- Exercise: State the number of lines in these records that include the word "manufacturing", and add nothing to it.
^^^^^^^^
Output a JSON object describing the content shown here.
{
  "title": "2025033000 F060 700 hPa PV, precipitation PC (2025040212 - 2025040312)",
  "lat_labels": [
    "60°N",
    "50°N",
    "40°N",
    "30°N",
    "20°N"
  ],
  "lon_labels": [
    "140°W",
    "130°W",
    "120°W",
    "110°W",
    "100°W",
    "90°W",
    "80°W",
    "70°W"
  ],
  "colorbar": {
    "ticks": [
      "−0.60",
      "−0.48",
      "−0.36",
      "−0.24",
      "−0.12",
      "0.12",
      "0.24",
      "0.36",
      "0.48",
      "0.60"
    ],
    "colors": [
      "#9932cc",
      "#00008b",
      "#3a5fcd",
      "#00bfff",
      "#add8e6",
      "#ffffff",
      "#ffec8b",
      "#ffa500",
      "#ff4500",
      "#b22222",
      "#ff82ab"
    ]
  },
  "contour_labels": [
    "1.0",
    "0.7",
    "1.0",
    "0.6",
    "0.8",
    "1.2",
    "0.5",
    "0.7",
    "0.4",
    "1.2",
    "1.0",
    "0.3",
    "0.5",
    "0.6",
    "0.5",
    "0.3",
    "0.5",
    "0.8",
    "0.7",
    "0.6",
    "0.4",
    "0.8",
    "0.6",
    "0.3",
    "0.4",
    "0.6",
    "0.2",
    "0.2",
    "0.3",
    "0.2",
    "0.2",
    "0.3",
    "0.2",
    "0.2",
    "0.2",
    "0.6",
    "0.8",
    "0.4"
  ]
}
^^^^^^^^
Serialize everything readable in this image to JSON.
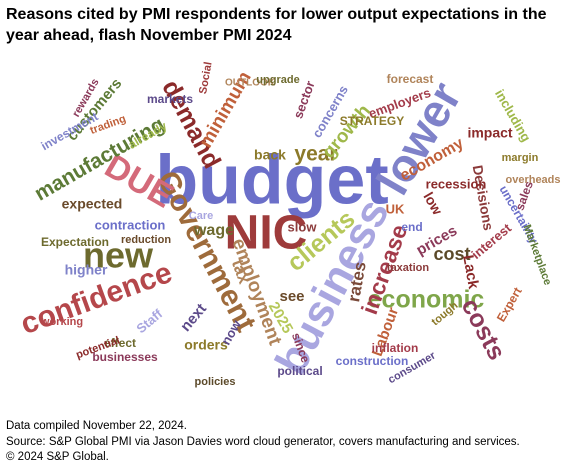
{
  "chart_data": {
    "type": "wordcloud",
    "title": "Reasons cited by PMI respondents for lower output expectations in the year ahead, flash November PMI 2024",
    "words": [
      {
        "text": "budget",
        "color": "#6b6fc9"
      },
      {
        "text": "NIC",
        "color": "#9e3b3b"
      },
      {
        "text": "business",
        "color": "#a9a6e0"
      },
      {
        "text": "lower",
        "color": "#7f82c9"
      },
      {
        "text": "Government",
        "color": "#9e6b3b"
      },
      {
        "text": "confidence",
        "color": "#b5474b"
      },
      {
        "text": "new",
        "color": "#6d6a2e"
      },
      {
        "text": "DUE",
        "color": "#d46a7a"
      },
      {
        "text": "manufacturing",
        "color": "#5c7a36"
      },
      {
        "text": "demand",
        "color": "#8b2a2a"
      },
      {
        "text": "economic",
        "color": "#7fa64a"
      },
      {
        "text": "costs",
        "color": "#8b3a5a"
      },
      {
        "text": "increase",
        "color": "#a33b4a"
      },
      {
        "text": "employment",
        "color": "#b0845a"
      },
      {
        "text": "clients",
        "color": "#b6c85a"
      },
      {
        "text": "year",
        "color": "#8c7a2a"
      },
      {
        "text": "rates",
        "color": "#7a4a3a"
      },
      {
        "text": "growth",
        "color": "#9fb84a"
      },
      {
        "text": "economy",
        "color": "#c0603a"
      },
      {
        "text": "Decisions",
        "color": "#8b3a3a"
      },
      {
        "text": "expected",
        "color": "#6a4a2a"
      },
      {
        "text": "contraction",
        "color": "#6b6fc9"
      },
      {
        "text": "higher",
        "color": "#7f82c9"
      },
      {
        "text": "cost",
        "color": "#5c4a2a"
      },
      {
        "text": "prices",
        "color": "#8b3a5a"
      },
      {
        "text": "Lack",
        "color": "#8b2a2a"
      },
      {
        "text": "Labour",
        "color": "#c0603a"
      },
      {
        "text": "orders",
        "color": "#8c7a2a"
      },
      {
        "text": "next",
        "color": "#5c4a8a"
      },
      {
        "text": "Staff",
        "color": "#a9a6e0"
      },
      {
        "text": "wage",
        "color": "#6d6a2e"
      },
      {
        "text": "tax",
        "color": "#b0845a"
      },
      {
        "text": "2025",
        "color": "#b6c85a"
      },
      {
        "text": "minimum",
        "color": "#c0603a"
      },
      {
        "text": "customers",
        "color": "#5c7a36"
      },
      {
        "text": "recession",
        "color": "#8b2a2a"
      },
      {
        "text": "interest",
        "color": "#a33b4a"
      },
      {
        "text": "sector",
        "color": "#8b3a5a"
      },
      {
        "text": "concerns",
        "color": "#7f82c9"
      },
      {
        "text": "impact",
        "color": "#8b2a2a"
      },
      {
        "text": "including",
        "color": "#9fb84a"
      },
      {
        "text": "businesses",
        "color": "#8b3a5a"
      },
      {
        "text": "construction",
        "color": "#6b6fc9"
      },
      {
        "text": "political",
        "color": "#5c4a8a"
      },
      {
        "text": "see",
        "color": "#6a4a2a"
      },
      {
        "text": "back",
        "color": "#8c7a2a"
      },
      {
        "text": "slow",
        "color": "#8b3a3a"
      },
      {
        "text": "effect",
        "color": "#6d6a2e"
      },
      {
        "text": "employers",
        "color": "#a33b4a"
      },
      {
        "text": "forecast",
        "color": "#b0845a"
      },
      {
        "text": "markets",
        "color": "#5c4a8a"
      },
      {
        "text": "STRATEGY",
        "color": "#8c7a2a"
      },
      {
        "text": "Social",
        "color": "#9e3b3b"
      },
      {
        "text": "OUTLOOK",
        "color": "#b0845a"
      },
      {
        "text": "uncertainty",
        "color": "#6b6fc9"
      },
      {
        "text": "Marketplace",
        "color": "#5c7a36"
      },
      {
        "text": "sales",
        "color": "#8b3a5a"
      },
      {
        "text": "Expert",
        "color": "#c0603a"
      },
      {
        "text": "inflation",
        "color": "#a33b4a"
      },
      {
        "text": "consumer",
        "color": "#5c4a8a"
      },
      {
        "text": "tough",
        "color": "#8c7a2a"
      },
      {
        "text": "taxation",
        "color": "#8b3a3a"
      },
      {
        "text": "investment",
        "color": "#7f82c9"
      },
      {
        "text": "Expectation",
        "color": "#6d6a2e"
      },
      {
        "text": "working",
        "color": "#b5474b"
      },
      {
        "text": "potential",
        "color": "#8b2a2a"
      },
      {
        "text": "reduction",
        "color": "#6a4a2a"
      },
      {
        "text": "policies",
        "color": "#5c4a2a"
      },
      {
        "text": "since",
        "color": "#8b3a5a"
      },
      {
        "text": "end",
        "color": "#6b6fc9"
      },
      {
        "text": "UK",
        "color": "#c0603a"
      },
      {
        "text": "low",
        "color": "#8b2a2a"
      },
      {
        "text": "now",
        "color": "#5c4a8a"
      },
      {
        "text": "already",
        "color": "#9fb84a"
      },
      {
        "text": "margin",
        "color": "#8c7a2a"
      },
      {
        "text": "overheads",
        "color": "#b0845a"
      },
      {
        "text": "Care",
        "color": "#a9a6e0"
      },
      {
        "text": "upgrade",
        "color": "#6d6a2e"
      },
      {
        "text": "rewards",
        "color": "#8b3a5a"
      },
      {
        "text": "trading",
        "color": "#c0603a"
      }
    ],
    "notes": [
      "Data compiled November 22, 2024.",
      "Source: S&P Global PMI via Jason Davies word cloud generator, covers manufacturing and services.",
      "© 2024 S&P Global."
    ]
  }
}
^^^^^^^^
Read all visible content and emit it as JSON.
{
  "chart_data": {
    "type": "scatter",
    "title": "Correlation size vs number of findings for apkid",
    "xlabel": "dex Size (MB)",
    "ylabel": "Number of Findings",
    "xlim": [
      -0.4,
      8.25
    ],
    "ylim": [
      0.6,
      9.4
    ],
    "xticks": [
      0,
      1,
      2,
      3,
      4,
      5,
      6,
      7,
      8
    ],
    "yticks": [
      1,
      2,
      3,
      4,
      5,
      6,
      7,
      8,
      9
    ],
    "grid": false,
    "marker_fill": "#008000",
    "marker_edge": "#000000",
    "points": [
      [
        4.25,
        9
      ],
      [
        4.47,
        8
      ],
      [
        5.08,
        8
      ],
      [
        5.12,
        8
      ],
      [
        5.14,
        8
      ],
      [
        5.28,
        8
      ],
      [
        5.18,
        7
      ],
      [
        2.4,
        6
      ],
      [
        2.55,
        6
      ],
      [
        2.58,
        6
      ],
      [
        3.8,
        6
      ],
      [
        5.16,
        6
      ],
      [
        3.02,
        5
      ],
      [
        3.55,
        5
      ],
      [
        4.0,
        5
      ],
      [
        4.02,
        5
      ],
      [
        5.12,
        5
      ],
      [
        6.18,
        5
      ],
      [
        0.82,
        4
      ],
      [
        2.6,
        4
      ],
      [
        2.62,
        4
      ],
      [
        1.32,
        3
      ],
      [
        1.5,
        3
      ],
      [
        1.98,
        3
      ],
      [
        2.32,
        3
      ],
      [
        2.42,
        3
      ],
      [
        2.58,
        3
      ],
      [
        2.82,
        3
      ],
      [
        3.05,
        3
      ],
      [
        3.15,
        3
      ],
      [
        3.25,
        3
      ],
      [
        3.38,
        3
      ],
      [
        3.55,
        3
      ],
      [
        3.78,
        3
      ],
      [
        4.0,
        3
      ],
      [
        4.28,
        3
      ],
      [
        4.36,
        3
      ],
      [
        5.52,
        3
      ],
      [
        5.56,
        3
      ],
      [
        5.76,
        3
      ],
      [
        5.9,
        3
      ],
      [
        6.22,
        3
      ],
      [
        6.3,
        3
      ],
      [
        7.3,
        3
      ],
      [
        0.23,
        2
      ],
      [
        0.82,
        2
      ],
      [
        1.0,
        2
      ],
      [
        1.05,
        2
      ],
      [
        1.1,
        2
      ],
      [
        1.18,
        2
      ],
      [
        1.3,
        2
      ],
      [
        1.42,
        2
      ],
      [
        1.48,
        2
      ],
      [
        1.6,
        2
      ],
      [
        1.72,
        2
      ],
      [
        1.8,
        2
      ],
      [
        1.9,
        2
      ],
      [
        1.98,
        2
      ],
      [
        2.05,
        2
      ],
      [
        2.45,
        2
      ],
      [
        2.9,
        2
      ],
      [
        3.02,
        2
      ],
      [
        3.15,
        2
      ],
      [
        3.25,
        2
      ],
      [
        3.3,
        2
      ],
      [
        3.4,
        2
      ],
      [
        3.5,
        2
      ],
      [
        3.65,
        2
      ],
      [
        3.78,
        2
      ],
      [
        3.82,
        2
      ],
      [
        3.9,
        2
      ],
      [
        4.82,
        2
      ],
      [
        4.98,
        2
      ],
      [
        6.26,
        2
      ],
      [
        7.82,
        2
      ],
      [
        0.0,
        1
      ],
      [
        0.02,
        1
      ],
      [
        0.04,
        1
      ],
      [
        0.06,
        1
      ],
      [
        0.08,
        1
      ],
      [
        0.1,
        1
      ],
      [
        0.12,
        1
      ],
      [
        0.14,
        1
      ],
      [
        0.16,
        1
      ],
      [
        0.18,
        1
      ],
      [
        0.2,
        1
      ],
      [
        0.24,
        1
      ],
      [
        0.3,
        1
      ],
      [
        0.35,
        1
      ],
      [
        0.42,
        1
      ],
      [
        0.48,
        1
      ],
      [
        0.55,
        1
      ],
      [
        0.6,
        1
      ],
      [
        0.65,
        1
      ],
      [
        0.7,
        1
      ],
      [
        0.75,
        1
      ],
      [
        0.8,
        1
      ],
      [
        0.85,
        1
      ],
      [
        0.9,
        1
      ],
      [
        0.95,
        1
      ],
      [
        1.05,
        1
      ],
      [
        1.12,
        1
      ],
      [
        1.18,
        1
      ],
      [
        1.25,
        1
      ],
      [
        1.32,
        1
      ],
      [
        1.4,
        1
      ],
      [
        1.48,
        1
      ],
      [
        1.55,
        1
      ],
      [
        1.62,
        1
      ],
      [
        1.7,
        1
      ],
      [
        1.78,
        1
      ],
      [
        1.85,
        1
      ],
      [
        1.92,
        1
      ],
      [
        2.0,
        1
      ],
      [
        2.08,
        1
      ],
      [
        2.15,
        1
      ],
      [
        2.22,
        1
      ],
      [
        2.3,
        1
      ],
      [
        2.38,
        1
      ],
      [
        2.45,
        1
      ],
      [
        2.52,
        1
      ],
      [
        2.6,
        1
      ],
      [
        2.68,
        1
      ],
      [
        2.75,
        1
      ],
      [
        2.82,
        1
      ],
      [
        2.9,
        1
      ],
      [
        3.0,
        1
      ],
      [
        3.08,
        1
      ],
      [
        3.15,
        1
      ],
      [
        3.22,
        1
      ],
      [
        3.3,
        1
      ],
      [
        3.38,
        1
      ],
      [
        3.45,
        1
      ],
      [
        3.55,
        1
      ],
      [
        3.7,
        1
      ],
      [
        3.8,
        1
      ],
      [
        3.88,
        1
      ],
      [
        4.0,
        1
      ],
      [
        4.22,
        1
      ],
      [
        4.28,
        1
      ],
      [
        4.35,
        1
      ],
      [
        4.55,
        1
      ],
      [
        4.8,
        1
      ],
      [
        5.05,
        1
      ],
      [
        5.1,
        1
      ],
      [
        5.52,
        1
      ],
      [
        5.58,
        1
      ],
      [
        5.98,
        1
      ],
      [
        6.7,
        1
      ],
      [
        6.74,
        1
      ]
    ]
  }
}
^^^^^^^^
- Worked answer: 2